- WRITTEN TASK: Restate, word for word, all of the material shown below.

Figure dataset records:
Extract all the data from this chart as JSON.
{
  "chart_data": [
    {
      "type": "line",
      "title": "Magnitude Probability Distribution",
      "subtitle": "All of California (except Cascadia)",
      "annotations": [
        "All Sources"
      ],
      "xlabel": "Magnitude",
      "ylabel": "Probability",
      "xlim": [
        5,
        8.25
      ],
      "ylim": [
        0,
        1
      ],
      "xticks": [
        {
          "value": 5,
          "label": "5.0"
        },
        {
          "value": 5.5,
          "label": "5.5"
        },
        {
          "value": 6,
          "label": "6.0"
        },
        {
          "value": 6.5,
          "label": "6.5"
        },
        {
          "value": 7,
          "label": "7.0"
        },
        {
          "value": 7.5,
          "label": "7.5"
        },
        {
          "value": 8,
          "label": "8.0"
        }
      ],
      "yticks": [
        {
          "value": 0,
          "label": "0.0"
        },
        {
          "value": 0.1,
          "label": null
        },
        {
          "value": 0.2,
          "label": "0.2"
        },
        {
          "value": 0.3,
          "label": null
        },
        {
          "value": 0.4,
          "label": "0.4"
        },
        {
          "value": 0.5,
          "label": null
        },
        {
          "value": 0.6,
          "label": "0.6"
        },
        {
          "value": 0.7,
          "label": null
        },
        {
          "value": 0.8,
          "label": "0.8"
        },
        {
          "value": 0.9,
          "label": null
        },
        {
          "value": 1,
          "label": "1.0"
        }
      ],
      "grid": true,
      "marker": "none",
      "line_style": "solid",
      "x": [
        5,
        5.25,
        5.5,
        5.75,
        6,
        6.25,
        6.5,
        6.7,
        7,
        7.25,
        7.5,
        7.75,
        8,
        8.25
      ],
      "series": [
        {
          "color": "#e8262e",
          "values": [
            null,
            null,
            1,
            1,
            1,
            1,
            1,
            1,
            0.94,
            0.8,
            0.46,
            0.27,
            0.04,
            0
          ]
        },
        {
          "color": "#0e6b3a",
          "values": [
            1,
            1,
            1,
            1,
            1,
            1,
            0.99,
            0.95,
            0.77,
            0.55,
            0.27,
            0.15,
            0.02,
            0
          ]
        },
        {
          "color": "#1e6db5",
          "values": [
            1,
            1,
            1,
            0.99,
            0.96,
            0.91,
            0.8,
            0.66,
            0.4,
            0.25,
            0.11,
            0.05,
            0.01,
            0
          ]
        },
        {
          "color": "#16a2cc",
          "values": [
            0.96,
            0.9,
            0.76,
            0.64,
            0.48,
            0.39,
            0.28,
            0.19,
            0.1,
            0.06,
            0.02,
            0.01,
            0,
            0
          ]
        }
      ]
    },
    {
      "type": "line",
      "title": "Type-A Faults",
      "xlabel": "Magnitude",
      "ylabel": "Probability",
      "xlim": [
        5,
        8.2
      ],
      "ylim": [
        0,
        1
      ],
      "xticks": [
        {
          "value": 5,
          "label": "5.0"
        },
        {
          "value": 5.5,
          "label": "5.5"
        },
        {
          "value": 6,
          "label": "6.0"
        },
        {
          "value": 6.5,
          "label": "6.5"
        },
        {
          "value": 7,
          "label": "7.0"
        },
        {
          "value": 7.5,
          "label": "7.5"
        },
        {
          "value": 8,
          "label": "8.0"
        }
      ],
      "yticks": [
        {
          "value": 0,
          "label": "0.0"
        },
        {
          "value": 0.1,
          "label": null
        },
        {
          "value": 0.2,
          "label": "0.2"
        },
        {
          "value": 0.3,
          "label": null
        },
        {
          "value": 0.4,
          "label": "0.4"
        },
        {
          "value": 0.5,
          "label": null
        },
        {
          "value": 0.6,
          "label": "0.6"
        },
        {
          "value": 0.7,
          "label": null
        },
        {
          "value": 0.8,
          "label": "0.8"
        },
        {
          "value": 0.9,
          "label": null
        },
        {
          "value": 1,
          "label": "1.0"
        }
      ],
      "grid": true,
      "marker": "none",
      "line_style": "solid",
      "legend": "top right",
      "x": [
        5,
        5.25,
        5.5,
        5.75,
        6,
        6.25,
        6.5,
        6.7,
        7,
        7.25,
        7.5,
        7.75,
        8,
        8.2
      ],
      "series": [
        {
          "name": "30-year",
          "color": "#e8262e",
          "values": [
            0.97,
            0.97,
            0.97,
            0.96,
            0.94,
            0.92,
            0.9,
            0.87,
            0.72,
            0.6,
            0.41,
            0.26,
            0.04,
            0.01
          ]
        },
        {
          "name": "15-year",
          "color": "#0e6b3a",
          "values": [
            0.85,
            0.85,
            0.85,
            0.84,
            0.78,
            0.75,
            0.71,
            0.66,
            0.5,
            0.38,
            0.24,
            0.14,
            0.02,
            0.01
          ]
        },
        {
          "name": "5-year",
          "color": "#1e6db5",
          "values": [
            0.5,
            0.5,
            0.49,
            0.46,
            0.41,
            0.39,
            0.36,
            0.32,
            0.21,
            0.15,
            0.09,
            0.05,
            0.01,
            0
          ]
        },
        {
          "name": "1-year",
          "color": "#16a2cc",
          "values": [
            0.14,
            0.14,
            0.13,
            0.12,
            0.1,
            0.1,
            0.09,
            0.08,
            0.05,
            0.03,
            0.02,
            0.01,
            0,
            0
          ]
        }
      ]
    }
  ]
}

- EXPECTED ANSWER:
Extract all the data from this chart as JSON.
{
  "chart_data": [
    {
      "type": "line",
      "title": "Magnitude Probability Distribution",
      "subtitle": "All of California (except Cascadia)",
      "annotations": [
        "All Sources"
      ],
      "xlabel": "Magnitude",
      "ylabel": "Probability",
      "xlim": [
        5,
        8.25
      ],
      "ylim": [
        0,
        1
      ],
      "xticks": [
        {
          "value": 5,
          "label": "5.0"
        },
        {
          "value": 5.5,
          "label": "5.5"
        },
        {
          "value": 6,
          "label": "6.0"
        },
        {
          "value": 6.5,
          "label": "6.5"
        },
        {
          "value": 7,
          "label": "7.0"
        },
        {
          "value": 7.5,
          "label": "7.5"
        },
        {
          "value": 8,
          "label": "8.0"
        }
      ],
      "yticks": [
        {
          "value": 0,
          "label": "0.0"
        },
        {
          "value": 0.1,
          "label": null
        },
        {
          "value": 0.2,
          "label": "0.2"
        },
        {
          "value": 0.3,
          "label": null
        },
        {
          "value": 0.4,
          "label": "0.4"
        },
        {
          "value": 0.5,
          "label": null
        },
        {
          "value": 0.6,
          "label": "0.6"
        },
        {
          "value": 0.7,
          "label": null
        },
        {
          "value": 0.8,
          "label": "0.8"
        },
        {
          "value": 0.9,
          "label": null
        },
        {
          "value": 1,
          "label": "1.0"
        }
      ],
      "grid": true,
      "marker": "none",
      "line_style": "solid",
      "x": [
        5,
        5.25,
        5.5,
        5.75,
        6,
        6.25,
        6.5,
        6.7,
        7,
        7.25,
        7.5,
        7.75,
        8,
        8.25
      ],
      "series": [
        {
          "color": "#e8262e",
          "values": [
            null,
            null,
            1,
            1,
            1,
            1,
            1,
            1,
            0.94,
            0.8,
            0.46,
            0.27,
            0.04,
            0
          ]
        },
        {
          "color": "#0e6b3a",
          "values": [
            1,
            1,
            1,
            1,
            1,
            1,
            0.99,
            0.95,
            0.77,
            0.55,
            0.27,
            0.15,
            0.02,
            0
          ]
        },
        {
          "color": "#1e6db5",
          "values": [
            1,
            1,
            1,
            0.99,
            0.96,
            0.91,
            0.8,
            0.66,
            0.4,
            0.25,
            0.11,
            0.05,
            0.01,
            0
          ]
        },
        {
          "color": "#16a2cc",
          "values": [
            0.96,
            0.9,
            0.76,
            0.64,
            0.48,
            0.39,
            0.28,
            0.19,
            0.1,
            0.06,
            0.02,
            0.01,
            0,
            0
          ]
        }
      ]
    },
    {
      "type": "line",
      "title": "Type-A Faults",
      "xlabel": "Magnitude",
      "ylabel": "Probability",
      "xlim": [
        5,
        8.2
      ],
      "ylim": [
        0,
        1
      ],
      "xticks": [
        {
          "value": 5,
          "label": "5.0"
        },
        {
          "value": 5.5,
          "label": "5.5"
        },
        {
          "value": 6,
          "label": "6.0"
        },
        {
          "value": 6.5,
          "label": "6.5"
        },
        {
          "value": 7,
          "label": "7.0"
        },
        {
          "value": 7.5,
          "label": "7.5"
        },
        {
          "value": 8,
          "label": "8.0"
        }
      ],
      "yticks": [
        {
          "value": 0,
          "label": "0.0"
        },
        {
          "value": 0.1,
          "label": null
        },
        {
          "value": 0.2,
          "label": "0.2"
        },
        {
          "value": 0.3,
          "label": null
        },
        {
          "value": 0.4,
          "label": "0.4"
        },
        {
          "value": 0.5,
          "label": null
        },
        {
          "value": 0.6,
          "label": "0.6"
        },
        {
          "value": 0.7,
          "label": null
        },
        {
          "value": 0.8,
          "label": "0.8"
        },
        {
          "value": 0.9,
          "label": null
        },
        {
          "value": 1,
          "label": "1.0"
        }
      ],
      "grid": true,
      "marker": "none",
      "line_style": "solid",
      "legend": "top right",
      "x": [
        5,
        5.25,
        5.5,
        5.75,
        6,
        6.25,
        6.5,
        6.7,
        7,
        7.25,
        7.5,
        7.75,
        8,
        8.2
      ],
      "series": [
        {
          "name": "30-year",
          "color": "#e8262e",
          "values": [
            0.97,
            0.97,
            0.97,
            0.96,
            0.94,
            0.92,
            0.9,
            0.87,
            0.72,
            0.6,
            0.41,
            0.26,
            0.04,
            0.01
          ]
        },
        {
          "name": "15-year",
          "color": "#0e6b3a",
          "values": [
            0.85,
            0.85,
            0.85,
            0.84,
            0.78,
            0.75,
            0.71,
            0.66,
            0.5,
            0.38,
            0.24,
            0.14,
            0.02,
            0.01
          ]
        },
        {
          "name": "5-year",
          "color": "#1e6db5",
          "values": [
            0.5,
            0.5,
            0.49,
            0.46,
            0.41,
            0.39,
            0.36,
            0.32,
            0.21,
            0.15,
            0.09,
            0.05,
            0.01,
            0
          ]
        },
        {
          "name": "1-year",
          "color": "#16a2cc",
          "values": [
            0.14,
            0.14,
            0.13,
            0.12,
            0.1,
            0.1,
            0.09,
            0.08,
            0.05,
            0.03,
            0.02,
            0.01,
            0,
            0
          ]
        }
      ]
    }
  ]
}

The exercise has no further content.